* TEXTO DEL DOCUMENTO *
Las filosofías de Wittgenstein, Habermas, Rawls, Heidegger y Russell, muy bien laureados por “The New Republic”, concurren en lo siguiente: en tratar los prejuicios no cartesiana o dubitativamente, sino agresivamente. ¿Y no dijo nuestro caballero García Morente que quien espera se conforma con opiniones y quien va alcanza la sabiduría, la “filosofía perenne”?
Wittgenstein descreía de la objetividad de las matemáticas (que incluyen la economía, la física, la química, etc.), pues trocando en “error” toda divergencia hacen de toda proposición un álgebra quevediana (Borges). La matemática, que jamás podrá usar el lenguaje “tal como está”, siempre intentará “analizarlo”, que es destruirlo. Y haciéndolo lo satura de prejuicios, de vicios matemáticos, tales como la estandarización fabril (criticada por Marx), el racionalismo (Descartes) y el excesivo simbolismo (Locke).

* REGISTROS ENUMERADOS *

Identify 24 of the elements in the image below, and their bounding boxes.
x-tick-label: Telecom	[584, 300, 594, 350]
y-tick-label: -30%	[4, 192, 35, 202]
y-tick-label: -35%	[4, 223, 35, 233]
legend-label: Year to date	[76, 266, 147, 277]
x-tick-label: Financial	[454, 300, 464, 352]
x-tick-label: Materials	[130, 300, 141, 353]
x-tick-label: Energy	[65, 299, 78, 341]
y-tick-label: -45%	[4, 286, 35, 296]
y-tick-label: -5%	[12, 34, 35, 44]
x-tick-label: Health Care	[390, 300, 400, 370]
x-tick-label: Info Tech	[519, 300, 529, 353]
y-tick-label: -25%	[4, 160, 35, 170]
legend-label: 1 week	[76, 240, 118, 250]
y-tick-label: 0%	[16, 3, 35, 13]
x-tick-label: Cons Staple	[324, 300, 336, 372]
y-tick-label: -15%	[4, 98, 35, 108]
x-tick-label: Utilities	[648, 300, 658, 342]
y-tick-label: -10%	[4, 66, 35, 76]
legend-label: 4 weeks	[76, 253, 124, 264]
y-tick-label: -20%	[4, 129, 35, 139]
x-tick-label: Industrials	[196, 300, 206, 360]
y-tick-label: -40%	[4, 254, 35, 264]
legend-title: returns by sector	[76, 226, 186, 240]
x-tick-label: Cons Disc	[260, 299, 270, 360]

* EJERCICIO ESCRITO 1 *
En el texto sobre Wittgenstein y la matemática, ¿qué publicación laureó a los filósofos mencionados al principio?
* EJERCICIO ESCRITO 2 *
Prosigue, por favor, el texto sobre Wittgenstein y la matemática a partir de su última oración.

* RESPUESTA DEL EJERCICIO 1 *
"The New Republic".

* RESPUESTA DEL EJERCICIO 2 *
El Axioma 156 de las "Observaciones" dice: “Desenredar nudos en matemáticas: ¿puede alguien “intentar” deshacer un nudo del cual posteriormente se demuestre que no era susceptible de ser desenredado?”. Heidegger mucho meditó la magnífica pregunta, pero lo hizo cerca de los griegos, para quienes el habla no era una máquina o fábrica manipuladora, sino una herramienta amigable o un hogar.
Concluyo mi artículo diciendo que los cinco filósofos comentados ayudaron a sus naciones a no ser, a decir de Jeff Collins, profesor de Historia del Arte de la Universidad de Plymouth, “naciones no auténticas”, de esas “que se pierden en los negocios cotidianos, “parloteando” lenguas no auténticas”, o por mejor decir, lenguas hechas por economistas, políticos, cuasi filósofos e historiadores, en fin, por científicos, que piensan que la humanidad jamás ha fraguado o podrá fraguar “una proposición genuina”.